**OBJETIVO DEL EJERCICIO**
Duplica del texto sobre la guerra en la historia todo lo que va desde "Hobbes convenció luego" hasta "la razón occidental.".

**TEXTO CITADO**
▶

La historia de la humanidad es,
en gran parte, la historia de las guerras. Las más crueles y terribles guerras,
intra-culturales, inter-culturales, cuando la conquista y la invasión eran la
forma habitual de pensar. Pero, ¿por qué digo “eran”?
Es verdad, ese tiempo verbal no
tiene casi razón de ser. Para colmo, grandes filósofos se encargaron de
entronizar la guerra. Para Platón –a pesar de su sagacidad metafísica- los
guerreros eran lo segundo más importante de la vida social; los comerciantes
eran lo peor de lo peor y por eso
podían tener propiedad. Para Aristóteles la autarquía era la vida plena de la polys, y aún hoy muchos filósofos de la
economía creen que redescubrir a Aristóteles es una gran novedad, sobre todo
para criticar al pérfido liberalismo económico. Los llamados sofistas
vislumbraron una sociedad internacional, pacífica, pero quedaron sepultados por
el cap. 1 de la Metafísica de Aristóteles. La patrística y la escolástica en
general, a pesar de su gran genialidad, no salió en estos temas del comentario
a los griegos y, cuando la segunda escolástica descubrió al mercado, quedó
sepultada casi inmediátamente en el olvido. El único Papa que
nombró una sola vez en un solo discurso a la 2da escolástica fue Pío XII. Y
adiós.
Hobbes convenció luego a casi
todos no sólo que el hombre es el lobo del hombre –lo cual casi podría tener
fundamentos bíblicos- sino de que ESO es la política y NADA MÁS que eso y que
el PROGRESO del hombre se basa en ESO. La izquierda hegeliana, con Marx a la
cabeza, convenció a casi todos de que el
comercio es una vil explotación, de que la lucha de clases es la dialéctica de
la historia y los más pacíficos –la escuela de Frankfurt- se retiraron
sencillamente a contemplar la dialéctica intrínseca de la razón occidental.

◀

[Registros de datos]
▶

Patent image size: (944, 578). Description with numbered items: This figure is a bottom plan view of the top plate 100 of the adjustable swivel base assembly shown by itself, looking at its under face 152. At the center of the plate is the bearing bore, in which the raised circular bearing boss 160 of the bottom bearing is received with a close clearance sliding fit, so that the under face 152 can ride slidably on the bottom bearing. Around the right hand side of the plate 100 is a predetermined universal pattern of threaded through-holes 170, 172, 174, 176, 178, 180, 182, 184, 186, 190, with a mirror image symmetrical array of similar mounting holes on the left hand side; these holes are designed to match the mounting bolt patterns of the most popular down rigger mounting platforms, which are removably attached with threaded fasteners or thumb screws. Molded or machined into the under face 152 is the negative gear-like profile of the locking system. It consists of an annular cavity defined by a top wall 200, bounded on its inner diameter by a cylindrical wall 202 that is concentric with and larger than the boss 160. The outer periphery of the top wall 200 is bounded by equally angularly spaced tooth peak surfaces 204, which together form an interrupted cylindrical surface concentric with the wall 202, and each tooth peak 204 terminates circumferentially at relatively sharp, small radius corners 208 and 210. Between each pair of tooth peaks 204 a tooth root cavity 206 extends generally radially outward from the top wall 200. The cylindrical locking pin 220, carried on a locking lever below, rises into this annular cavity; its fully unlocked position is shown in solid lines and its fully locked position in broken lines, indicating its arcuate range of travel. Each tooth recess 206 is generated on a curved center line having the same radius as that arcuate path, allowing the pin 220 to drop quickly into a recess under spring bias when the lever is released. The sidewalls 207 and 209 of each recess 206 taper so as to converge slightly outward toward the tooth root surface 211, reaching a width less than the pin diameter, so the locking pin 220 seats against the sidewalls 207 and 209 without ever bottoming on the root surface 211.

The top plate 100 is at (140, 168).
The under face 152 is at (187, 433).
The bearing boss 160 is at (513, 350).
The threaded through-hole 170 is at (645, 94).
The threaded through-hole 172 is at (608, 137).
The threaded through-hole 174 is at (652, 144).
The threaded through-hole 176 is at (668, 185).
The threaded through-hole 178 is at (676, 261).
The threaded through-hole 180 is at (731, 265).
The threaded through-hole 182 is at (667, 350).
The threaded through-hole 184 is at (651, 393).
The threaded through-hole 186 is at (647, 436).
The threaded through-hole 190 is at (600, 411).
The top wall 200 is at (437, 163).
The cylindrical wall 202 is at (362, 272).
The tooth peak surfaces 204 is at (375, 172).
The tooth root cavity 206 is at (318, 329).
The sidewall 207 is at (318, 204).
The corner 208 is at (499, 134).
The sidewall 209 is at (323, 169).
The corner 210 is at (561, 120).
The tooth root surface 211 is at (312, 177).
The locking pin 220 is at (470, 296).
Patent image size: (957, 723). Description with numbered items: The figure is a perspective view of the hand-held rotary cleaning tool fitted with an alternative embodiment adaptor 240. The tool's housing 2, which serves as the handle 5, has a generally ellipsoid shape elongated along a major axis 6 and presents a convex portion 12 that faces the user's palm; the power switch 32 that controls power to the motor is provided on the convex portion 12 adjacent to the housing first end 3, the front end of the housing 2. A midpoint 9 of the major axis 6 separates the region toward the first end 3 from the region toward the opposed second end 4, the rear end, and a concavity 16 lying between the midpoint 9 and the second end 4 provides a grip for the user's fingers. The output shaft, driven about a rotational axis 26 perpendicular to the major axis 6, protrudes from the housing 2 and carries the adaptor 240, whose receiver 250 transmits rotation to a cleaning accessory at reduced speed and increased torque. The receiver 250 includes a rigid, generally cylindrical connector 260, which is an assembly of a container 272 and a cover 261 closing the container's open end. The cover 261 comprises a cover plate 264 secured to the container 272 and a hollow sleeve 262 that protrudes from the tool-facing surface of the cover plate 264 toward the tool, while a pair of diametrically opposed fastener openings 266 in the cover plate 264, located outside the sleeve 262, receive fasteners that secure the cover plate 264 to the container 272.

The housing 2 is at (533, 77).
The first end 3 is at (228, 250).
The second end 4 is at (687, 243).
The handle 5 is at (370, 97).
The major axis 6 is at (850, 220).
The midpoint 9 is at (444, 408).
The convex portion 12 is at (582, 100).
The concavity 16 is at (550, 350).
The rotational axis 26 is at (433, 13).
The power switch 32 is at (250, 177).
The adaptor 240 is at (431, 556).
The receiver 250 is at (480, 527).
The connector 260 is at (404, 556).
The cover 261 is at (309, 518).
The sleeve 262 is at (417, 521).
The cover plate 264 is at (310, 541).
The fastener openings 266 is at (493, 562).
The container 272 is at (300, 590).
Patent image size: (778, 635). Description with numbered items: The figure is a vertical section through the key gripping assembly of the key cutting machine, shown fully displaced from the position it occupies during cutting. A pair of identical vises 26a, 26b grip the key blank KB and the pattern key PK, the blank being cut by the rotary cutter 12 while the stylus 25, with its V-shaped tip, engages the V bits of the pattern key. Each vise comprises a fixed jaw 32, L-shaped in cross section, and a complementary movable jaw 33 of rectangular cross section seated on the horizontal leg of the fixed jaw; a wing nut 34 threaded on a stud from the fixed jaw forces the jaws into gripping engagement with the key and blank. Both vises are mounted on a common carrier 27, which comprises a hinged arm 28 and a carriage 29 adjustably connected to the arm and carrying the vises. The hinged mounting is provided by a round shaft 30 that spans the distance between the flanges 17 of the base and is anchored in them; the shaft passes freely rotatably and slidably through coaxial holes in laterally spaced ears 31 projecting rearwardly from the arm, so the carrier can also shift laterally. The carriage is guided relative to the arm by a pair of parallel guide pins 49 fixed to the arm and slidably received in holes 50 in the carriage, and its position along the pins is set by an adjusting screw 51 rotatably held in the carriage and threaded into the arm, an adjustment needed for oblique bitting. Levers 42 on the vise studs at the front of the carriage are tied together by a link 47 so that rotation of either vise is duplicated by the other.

◀

**RESPUESTA DEL EJERCICIO**
Hobbes convenció luego a casi
todos no sólo que el hombre es el lobo del hombre –lo cual casi podría tener
fundamentos bíblicos- sino de que ESO es la política y NADA MÁS que eso y que
el PROGRESO del hombre se basa en ESO. La izquierda hegeliana, con Marx a la
cabeza, convenció a casi todos de que el
comercio es una vil explotación, de que la lucha de clases es la dialéctica de
la historia y los más pacíficos –la escuela de Frankfurt- se retiraron
sencillamente a contemplar la dialéctica intrínseca de la razón occidental.